Sainsbury Institute’s technology-assisted teaching debut

Sam with Tim Pestell of the Norwich Castle Museum with the UEA film crew
Sam with Tim Pestell of the Norwich Castle Museum with the UEA film crew

The Sainsbury Institute is very committed to exploring new ways of disseminating our research in Japan, including through the use of what are termed ‘new technology-assisted teaching’, such as MOOCs (Massive Open Online Courses). The University of East Anglia is an active member of the FutureLearn initiative as well as other world-leading institutions including University College London, University of Edinburgh, the British Library and the British Museum.

The Sainsbury Institute is currently involved in developing a MOOC-like series of programmes which are to be launched in January 2016 prior to the first incoming cohort of University of Tokyo undergraduates as part of the Sainsbury Institute – University of Tokyo Summer/Winter exchange programme. A trailer for the programmes will form part of the reception to be held at the International House of Japan in November marking the first visit to Japan by Professor David Richardson, Chair of the Management Board of the Sainsbury Institute and Vice Chancellor of the University of East Anglia.

The MOOC-like programmes are being developed by Simon Kaner working with our Senior Research Associate Dr Sam Nixon. Sam has been working on African archaeology for many years, but since January has returned to an interest piqued while a graduate student at UCLs Institute of Archaeology when he was able to take MA classes given by Mizoguchi Koji, a long-term supporter of the Institute and now Professor of Social Archaeology at Kyushu University and President of the World Archaeology Congress – an organisation established in 1986 and which will be holding its Congress in Kyoto in September 2016, the first major international archaeology congress to be held in Japan since the 1960s.

Preparation for the MOOC has involved filming at Norwich Castle Museum- during which it appeared that the Museum is home to an exceptional set of early Edo period (possibly 17th century) samurai armour. Following on from the filming there, the Institute has arranged for Victor Harris, former Keeper of Japanese Antiquities at the British Museum to visit Norwich to give an assessment of the armour (some readers will recall Victor’s excellent Third Thursday Lecture a number of years ago at 64 The Close, with Lady Sainsbury in the audience). The MOOC-like programmes will provide an introduction to the archaeology and cultural heritage of East Anglia, in particular around Norwich and Norfolk, for the students coming from Tokyo in February 2016. We hope that this introduction will help familiarise them with the sites, materials and concepts they will encounter while they are studying here (from Norfolk flint, via conservation officers, to the excellent Norfolk Museums Service and English Heritage).

Furthermore, we hope that the students will be able to do some preparatory research on objects such as the samurai armour in the Castle Museum, so that they can give something back to the local and national heritage services that are always so welcoming to our Japanese guests. In addition, we hope that these MOOC-like programmes will help us encourage other students from Japan and elsewhere to come and enjoy East Anglia’s remarkable cultural heritage. The Sainsbury Institute has long promoted the comparative study of Japanese archaeology and cultural heritage, and these initiatives allow us to further develop links between Japan and our own region, while also helping to fulfil both the Institute’s and UEA’s commitment to using the latest technology to get our message across.
• • • • • • •
• [What the task requires]: According to the Sainsbury Institute article, which institutions besides the University of East Anglia are members of the FutureLearn initiative? Rely only on the Sainsbury Institute article for what follows.

• [Supplied data]:
• • • • • • •
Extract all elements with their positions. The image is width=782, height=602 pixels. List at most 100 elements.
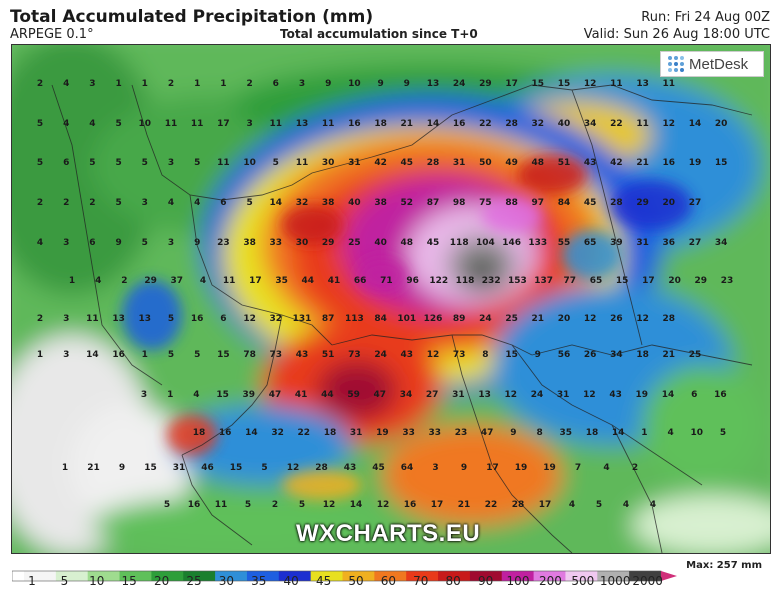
• • • • • • •
• [Task output]:
- University College London
- University of Edinburgh
- the British Library
- the British Museum